Entries with figure data:
==================================================

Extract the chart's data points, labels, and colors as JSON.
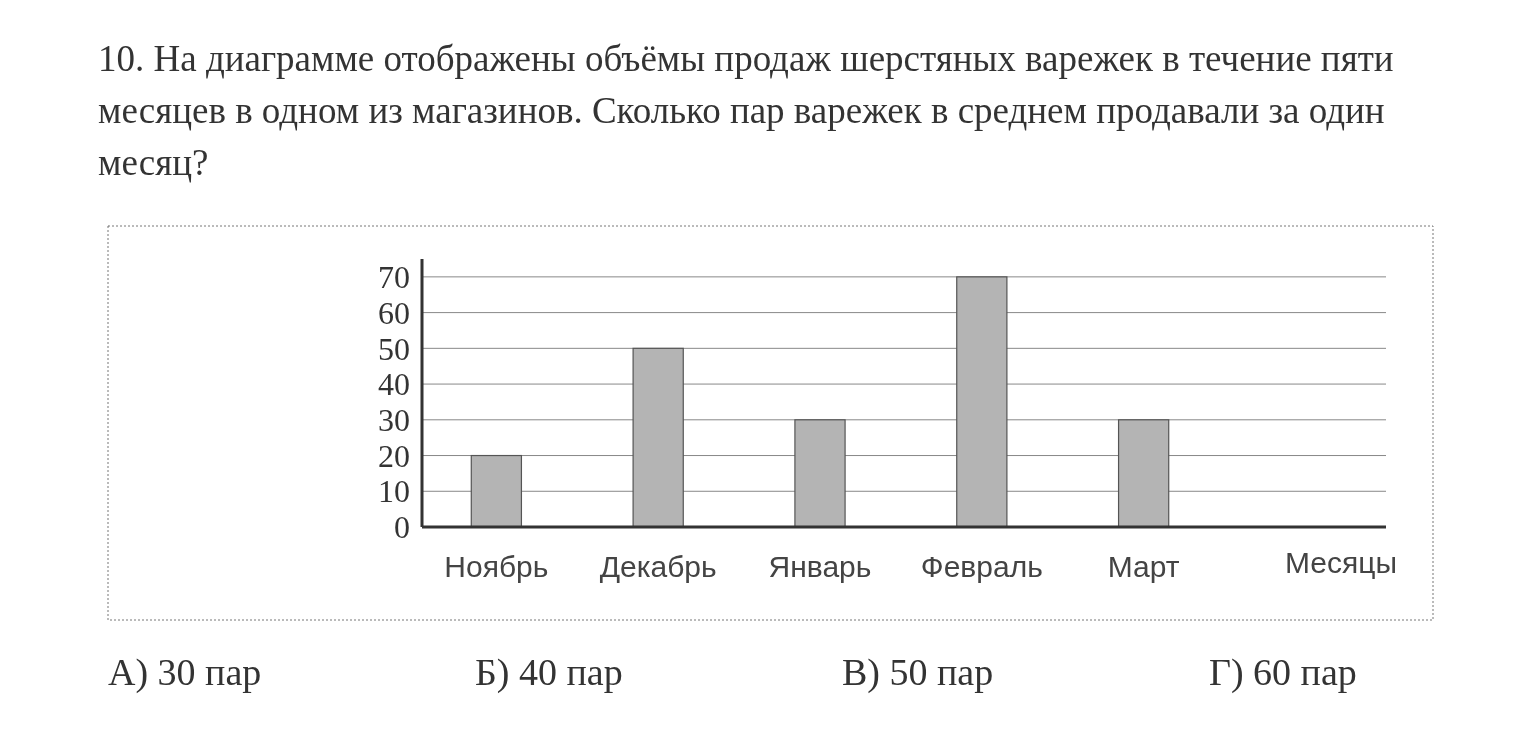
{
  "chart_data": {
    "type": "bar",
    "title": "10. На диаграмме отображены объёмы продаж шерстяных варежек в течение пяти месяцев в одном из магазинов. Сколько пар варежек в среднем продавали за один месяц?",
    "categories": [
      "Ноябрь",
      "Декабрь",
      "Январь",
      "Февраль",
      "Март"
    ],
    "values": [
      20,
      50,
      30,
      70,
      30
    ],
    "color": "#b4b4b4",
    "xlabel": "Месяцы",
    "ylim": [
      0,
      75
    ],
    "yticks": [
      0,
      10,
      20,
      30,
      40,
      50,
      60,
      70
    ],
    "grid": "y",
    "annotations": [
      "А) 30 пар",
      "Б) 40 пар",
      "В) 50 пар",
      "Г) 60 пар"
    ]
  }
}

==================================================

§ Written request
With the pictures omitted, reproduce the records in full and exactly.

§ Solution for this exercise
Extract the chart's data points, labels, and colors as JSON.
{
  "chart_data": {
    "type": "bar",
    "title": "10. На диаграмме отображены объёмы продаж шерстяных варежек в течение пяти месяцев в одном из магазинов. Сколько пар варежек в среднем продавали за один месяц?",
    "categories": [
      "Ноябрь",
      "Декабрь",
      "Январь",
      "Февраль",
      "Март"
    ],
    "values": [
      20,
      50,
      30,
      70,
      30
    ],
    "color": "#b4b4b4",
    "xlabel": "Месяцы",
    "ylim": [
      0,
      75
    ],
    "yticks": [
      0,
      10,
      20,
      30,
      40,
      50,
      60,
      70
    ],
    "grid": "y",
    "annotations": [
      "А) 30 пар",
      "Б) 40 пар",
      "В) 50 пар",
      "Г) 60 пар"
    ]
  }
}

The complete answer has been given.